> To be done: Repeat, exactly and completely, the entries shown underneath.
------------------------------
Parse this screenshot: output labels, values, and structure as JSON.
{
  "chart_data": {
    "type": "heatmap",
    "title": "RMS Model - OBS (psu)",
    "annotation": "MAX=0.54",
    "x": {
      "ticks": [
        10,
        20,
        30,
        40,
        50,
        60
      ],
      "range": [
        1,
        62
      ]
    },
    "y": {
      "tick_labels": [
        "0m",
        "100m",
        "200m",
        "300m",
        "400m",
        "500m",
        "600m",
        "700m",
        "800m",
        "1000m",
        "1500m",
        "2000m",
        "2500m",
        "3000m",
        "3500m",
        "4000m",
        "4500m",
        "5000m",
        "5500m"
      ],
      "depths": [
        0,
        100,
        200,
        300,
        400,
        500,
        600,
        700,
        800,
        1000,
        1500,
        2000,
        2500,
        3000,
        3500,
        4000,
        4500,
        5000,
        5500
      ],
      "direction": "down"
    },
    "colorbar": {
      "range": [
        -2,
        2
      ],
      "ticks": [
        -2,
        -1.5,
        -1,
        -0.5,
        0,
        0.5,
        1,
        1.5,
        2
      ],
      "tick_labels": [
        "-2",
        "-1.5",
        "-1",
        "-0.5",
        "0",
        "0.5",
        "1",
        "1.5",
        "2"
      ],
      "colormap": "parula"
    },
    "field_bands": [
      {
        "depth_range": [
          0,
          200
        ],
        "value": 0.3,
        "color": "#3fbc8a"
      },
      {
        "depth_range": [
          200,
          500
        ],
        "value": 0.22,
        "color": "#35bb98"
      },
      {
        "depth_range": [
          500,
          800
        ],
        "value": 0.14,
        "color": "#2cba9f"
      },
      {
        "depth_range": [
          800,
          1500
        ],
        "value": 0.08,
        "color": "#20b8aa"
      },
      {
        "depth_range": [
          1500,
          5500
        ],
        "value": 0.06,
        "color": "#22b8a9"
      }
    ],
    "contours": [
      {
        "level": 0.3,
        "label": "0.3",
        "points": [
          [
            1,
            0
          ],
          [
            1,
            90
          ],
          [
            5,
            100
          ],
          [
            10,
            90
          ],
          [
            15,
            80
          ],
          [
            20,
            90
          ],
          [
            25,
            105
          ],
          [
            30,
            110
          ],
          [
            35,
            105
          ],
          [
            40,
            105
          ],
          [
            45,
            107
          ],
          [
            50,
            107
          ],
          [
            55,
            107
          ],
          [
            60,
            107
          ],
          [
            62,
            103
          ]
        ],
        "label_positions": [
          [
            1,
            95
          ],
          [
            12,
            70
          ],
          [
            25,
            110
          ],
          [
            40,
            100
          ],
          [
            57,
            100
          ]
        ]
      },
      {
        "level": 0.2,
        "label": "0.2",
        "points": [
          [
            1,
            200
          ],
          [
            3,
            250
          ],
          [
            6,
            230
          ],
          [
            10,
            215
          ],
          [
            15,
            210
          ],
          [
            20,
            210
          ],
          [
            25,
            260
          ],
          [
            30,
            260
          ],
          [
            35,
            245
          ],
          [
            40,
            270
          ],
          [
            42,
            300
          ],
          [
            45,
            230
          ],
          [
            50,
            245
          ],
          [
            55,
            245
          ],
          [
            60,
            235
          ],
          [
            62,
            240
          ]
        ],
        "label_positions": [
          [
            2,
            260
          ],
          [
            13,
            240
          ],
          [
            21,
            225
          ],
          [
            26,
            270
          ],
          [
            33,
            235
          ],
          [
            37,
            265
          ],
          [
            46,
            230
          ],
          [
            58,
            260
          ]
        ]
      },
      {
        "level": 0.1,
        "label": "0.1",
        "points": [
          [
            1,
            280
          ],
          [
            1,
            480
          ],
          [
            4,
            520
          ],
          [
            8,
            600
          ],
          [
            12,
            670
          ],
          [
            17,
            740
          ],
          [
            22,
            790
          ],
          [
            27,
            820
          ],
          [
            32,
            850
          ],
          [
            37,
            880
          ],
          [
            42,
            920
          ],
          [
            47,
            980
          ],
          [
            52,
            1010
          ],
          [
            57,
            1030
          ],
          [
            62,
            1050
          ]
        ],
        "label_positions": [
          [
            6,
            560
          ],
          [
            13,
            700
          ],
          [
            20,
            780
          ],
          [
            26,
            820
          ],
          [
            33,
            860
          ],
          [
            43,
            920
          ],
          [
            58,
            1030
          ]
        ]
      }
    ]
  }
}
------------------------------
> Answer to this exercise:
Parse this screenshot: output labels, values, and structure as JSON.
{
  "chart_data": {
    "type": "heatmap",
    "title": "RMS Model - OBS (psu)",
    "annotation": "MAX=0.54",
    "x": {
      "ticks": [
        10,
        20,
        30,
        40,
        50,
        60
      ],
      "range": [
        1,
        62
      ]
    },
    "y": {
      "tick_labels": [
        "0m",
        "100m",
        "200m",
        "300m",
        "400m",
        "500m",
        "600m",
        "700m",
        "800m",
        "1000m",
        "1500m",
        "2000m",
        "2500m",
        "3000m",
        "3500m",
        "4000m",
        "4500m",
        "5000m",
        "5500m"
      ],
      "depths": [
        0,
        100,
        200,
        300,
        400,
        500,
        600,
        700,
        800,
        1000,
        1500,
        2000,
        2500,
        3000,
        3500,
        4000,
        4500,
        5000,
        5500
      ],
      "direction": "down"
    },
    "colorbar": {
      "range": [
        -2,
        2
      ],
      "ticks": [
        -2,
        -1.5,
        -1,
        -0.5,
        0,
        0.5,
        1,
        1.5,
        2
      ],
      "tick_labels": [
        "-2",
        "-1.5",
        "-1",
        "-0.5",
        "0",
        "0.5",
        "1",
        "1.5",
        "2"
      ],
      "colormap": "parula"
    },
    "field_bands": [
      {
        "depth_range": [
          0,
          200
        ],
        "value": 0.3,
        "color": "#3fbc8a"
      },
      {
        "depth_range": [
          200,
          500
        ],
        "value": 0.22,
        "color": "#35bb98"
      },
      {
        "depth_range": [
          500,
          800
        ],
        "value": 0.14,
        "color": "#2cba9f"
      },
      {
        "depth_range": [
          800,
          1500
        ],
        "value": 0.08,
        "color": "#20b8aa"
      },
      {
        "depth_range": [
          1500,
          5500
        ],
        "value": 0.06,
        "color": "#22b8a9"
      }
    ],
    "contours": [
      {
        "level": 0.3,
        "label": "0.3",
        "points": [
          [
            1,
            0
          ],
          [
            1,
            90
          ],
          [
            5,
            100
          ],
          [
            10,
            90
          ],
          [
            15,
            80
          ],
          [
            20,
            90
          ],
          [
            25,
            105
          ],
          [
            30,
            110
          ],
          [
            35,
            105
          ],
          [
            40,
            105
          ],
          [
            45,
            107
          ],
          [
            50,
            107
          ],
          [
            55,
            107
          ],
          [
            60,
            107
          ],
          [
            62,
            103
          ]
        ],
        "label_positions": [
          [
            1,
            95
          ],
          [
            12,
            70
          ],
          [
            25,
            110
          ],
          [
            40,
            100
          ],
          [
            57,
            100
          ]
        ]
      },
      {
        "level": 0.2,
        "label": "0.2",
        "points": [
          [
            1,
            200
          ],
          [
            3,
            250
          ],
          [
            6,
            230
          ],
          [
            10,
            215
          ],
          [
            15,
            210
          ],
          [
            20,
            210
          ],
          [
            25,
            260
          ],
          [
            30,
            260
          ],
          [
            35,
            245
          ],
          [
            40,
            270
          ],
          [
            42,
            300
          ],
          [
            45,
            230
          ],
          [
            50,
            245
          ],
          [
            55,
            245
          ],
          [
            60,
            235
          ],
          [
            62,
            240
          ]
        ],
        "label_positions": [
          [
            2,
            260
          ],
          [
            13,
            240
          ],
          [
            21,
            225
          ],
          [
            26,
            270
          ],
          [
            33,
            235
          ],
          [
            37,
            265
          ],
          [
            46,
            230
          ],
          [
            58,
            260
          ]
        ]
      },
      {
        "level": 0.1,
        "label": "0.1",
        "points": [
          [
            1,
            280
          ],
          [
            1,
            480
          ],
          [
            4,
            520
          ],
          [
            8,
            600
          ],
          [
            12,
            670
          ],
          [
            17,
            740
          ],
          [
            22,
            790
          ],
          [
            27,
            820
          ],
          [
            32,
            850
          ],
          [
            37,
            880
          ],
          [
            42,
            920
          ],
          [
            47,
            980
          ],
          [
            52,
            1010
          ],
          [
            57,
            1030
          ],
          [
            62,
            1050
          ]
        ],
        "label_positions": [
          [
            6,
            560
          ],
          [
            13,
            700
          ],
          [
            20,
            780
          ],
          [
            26,
            820
          ],
          [
            33,
            860
          ],
          [
            43,
            920
          ],
          [
            58,
            1030
          ]
        ]
      }
    ]
  }
}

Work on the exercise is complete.